▶ [Requirement]
Reproduce the listing below in its entirety. Change nothing.

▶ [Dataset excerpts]

start

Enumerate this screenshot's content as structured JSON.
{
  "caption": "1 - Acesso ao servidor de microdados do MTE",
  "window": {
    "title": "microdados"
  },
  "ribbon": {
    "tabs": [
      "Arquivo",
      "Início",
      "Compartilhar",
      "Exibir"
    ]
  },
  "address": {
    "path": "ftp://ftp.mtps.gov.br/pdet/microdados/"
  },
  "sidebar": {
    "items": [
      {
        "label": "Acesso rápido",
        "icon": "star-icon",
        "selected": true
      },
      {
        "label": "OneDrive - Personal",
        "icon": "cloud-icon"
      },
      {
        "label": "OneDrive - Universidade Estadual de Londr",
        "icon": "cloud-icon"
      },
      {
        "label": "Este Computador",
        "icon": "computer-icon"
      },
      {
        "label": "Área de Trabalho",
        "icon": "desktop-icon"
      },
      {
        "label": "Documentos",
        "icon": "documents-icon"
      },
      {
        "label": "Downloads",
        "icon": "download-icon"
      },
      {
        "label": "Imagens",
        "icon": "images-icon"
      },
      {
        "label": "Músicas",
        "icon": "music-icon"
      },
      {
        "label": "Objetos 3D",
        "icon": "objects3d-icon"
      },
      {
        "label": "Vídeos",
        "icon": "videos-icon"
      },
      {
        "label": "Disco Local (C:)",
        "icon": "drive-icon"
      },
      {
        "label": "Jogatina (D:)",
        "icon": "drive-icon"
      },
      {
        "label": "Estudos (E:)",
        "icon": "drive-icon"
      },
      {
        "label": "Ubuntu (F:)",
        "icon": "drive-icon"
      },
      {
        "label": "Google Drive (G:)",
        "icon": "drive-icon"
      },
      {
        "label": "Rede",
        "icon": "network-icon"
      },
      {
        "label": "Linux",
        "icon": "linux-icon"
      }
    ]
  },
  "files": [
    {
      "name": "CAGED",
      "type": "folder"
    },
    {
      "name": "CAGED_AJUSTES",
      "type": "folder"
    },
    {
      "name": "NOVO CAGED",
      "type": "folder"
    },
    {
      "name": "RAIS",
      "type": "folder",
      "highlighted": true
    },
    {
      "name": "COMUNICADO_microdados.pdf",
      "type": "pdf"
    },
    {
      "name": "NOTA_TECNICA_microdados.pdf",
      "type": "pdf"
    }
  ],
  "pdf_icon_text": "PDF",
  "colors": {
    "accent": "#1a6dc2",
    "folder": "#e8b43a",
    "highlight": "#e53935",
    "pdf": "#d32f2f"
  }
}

end

▶ [Final result]
Enumerate this screenshot's content as structured JSON.
{
  "caption": "1 - Acesso ao servidor de microdados do MTE",
  "window": {
    "title": "microdados"
  },
  "ribbon": {
    "tabs": [
      "Arquivo",
      "Início",
      "Compartilhar",
      "Exibir"
    ]
  },
  "address": {
    "path": "ftp://ftp.mtps.gov.br/pdet/microdados/"
  },
  "sidebar": {
    "items": [
      {
        "label": "Acesso rápido",
        "icon": "star-icon",
        "selected": true
      },
      {
        "label": "OneDrive - Personal",
        "icon": "cloud-icon"
      },
      {
        "label": "OneDrive - Universidade Estadual de Londr",
        "icon": "cloud-icon"
      },
      {
        "label": "Este Computador",
        "icon": "computer-icon"
      },
      {
        "label": "Área de Trabalho",
        "icon": "desktop-icon"
      },
      {
        "label": "Documentos",
        "icon": "documents-icon"
      },
      {
        "label": "Downloads",
        "icon": "download-icon"
      },
      {
        "label": "Imagens",
        "icon": "images-icon"
      },
      {
        "label": "Músicas",
        "icon": "music-icon"
      },
      {
        "label": "Objetos 3D",
        "icon": "objects3d-icon"
      },
      {
        "label": "Vídeos",
        "icon": "videos-icon"
      },
      {
        "label": "Disco Local (C:)",
        "icon": "drive-icon"
      },
      {
        "label": "Jogatina (D:)",
        "icon": "drive-icon"
      },
      {
        "label": "Estudos (E:)",
        "icon": "drive-icon"
      },
      {
        "label": "Ubuntu (F:)",
        "icon": "drive-icon"
      },
      {
        "label": "Google Drive (G:)",
        "icon": "drive-icon"
      },
      {
        "label": "Rede",
        "icon": "network-icon"
      },
      {
        "label": "Linux",
        "icon": "linux-icon"
      }
    ]
  },
  "files": [
    {
      "name": "CAGED",
      "type": "folder"
    },
    {
      "name": "CAGED_AJUSTES",
      "type": "folder"
    },
    {
      "name": "NOVO CAGED",
      "type": "folder"
    },
    {
      "name": "RAIS",
      "type": "folder",
      "highlighted": true
    },
    {
      "name": "COMUNICADO_microdados.pdf",
      "type": "pdf"
    },
    {
      "name": "NOTA_TECNICA_microdados.pdf",
      "type": "pdf"
    }
  ],
  "pdf_icon_text": "PDF",
  "colors": {
    "accent": "#1a6dc2",
    "folder": "#e8b43a",
    "highlight": "#e53935",
    "pdf": "#d32f2f"
  }
}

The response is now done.